ENTRIES:
────
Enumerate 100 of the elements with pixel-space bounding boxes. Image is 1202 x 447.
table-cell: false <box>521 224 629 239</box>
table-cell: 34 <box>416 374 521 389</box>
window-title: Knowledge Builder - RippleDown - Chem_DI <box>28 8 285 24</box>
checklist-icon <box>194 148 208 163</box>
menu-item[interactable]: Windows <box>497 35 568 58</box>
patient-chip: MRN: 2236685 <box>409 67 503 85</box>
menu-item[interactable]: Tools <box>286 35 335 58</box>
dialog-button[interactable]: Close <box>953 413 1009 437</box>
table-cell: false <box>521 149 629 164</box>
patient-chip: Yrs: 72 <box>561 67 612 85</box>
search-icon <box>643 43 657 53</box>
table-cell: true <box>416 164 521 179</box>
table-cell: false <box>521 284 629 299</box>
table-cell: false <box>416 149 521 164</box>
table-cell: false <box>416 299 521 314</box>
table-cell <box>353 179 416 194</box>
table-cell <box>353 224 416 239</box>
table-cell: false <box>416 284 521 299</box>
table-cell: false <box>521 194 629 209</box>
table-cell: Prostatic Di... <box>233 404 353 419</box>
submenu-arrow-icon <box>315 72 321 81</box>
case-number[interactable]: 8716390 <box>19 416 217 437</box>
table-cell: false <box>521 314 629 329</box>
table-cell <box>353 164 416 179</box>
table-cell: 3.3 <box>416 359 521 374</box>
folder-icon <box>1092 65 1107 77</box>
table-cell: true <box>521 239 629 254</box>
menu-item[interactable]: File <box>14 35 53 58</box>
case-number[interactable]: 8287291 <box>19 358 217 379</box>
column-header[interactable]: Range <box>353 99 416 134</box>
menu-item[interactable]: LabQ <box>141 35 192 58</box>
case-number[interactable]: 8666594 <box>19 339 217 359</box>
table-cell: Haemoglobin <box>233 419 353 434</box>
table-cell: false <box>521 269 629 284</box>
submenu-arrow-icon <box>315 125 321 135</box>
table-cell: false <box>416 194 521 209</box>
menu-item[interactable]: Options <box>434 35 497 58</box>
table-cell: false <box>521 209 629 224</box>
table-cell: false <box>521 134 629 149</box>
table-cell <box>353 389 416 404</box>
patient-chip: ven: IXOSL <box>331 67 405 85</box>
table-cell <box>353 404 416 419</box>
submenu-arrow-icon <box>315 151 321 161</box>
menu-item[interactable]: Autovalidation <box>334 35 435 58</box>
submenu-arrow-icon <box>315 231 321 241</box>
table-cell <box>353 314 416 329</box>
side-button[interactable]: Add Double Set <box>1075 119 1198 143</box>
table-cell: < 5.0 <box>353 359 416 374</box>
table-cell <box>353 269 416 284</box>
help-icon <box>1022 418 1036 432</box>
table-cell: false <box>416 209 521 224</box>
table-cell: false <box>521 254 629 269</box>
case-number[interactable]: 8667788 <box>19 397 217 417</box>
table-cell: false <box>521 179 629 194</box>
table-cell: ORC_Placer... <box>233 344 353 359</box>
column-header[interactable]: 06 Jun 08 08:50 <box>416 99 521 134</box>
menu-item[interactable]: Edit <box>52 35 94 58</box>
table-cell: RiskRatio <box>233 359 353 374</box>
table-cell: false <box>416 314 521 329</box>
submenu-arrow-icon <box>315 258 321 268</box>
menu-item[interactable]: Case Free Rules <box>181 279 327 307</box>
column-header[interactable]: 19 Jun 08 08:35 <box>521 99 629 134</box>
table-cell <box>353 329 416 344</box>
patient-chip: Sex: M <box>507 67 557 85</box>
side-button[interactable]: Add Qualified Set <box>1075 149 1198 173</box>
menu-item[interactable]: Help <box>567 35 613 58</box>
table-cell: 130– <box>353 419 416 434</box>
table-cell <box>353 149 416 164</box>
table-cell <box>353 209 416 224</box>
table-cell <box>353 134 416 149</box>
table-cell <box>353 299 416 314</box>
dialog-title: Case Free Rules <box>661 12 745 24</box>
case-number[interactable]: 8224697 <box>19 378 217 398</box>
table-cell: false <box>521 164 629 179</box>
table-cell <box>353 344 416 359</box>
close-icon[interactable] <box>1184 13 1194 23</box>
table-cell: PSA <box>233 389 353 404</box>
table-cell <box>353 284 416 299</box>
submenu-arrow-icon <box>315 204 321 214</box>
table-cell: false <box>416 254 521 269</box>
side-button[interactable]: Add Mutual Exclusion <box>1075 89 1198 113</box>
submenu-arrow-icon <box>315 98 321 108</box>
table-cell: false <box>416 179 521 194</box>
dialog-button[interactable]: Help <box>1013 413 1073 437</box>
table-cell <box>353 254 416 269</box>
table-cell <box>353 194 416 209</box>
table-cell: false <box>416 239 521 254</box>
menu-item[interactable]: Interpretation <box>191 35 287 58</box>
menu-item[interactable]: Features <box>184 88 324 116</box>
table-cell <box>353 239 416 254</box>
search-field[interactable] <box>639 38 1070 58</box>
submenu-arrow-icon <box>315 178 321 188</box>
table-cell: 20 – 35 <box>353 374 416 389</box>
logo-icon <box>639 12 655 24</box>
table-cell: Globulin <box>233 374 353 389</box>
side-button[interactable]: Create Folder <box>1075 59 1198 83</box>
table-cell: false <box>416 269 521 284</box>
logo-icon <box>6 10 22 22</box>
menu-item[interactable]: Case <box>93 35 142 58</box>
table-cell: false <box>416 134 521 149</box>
────
Convert the records into a numbered list, starting at their first line and ending at the line that contains "table-cell: 3.3 <box>416 359 521 374</box>", and leave out any blank lines.

1. Enumerate 100 of the elements with pixel-space bounding boxes. Image is 1202 x 447.
2. table-cell: false <box>521 224 629 239</box>
3. table-cell: 34 <box>416 374 521 389</box>
4. window-title: Knowledge Builder - RippleDown - Chem_DI <box>28 8 285 24</box>
5. checklist-icon <box>194 148 208 163</box>
6. menu-item[interactable]: Windows <box>497 35 568 58</box>
7. patient-chip: MRN: 2236685 <box>409 67 503 85</box>
8. menu-item[interactable]: Tools <box>286 35 335 58</box>
9. dialog-button[interactable]: Close <box>953 413 1009 437</box>
10. table-cell: false <box>521 149 629 164</box>
11. patient-chip: Yrs: 72 <box>561 67 612 85</box>
12. search-icon <box>643 43 657 53</box>
13. table-cell: true <box>416 164 521 179</box>
14. table-cell: false <box>521 284 629 299</box>
15. table-cell: false <box>416 149 521 164</box>
16. table-cell: false <box>416 299 521 314</box>
17. table-cell <box>353 179 416 194</box>
18. table-cell <box>353 224 416 239</box>
19. table-cell: false <box>416 284 521 299</box>
20. table-cell: false <box>521 194 629 209</box>
21. table-cell: Prostatic Di... <box>233 404 353 419</box>
22. submenu-arrow-icon <box>315 72 321 81</box>
23. case-number[interactable]: 8716390 <box>19 416 217 437</box>
24. table-cell: false <box>521 314 629 329</box>
25. table-cell <box>353 164 416 179</box>
26. table-cell: 3.3 <box>416 359 521 374</box>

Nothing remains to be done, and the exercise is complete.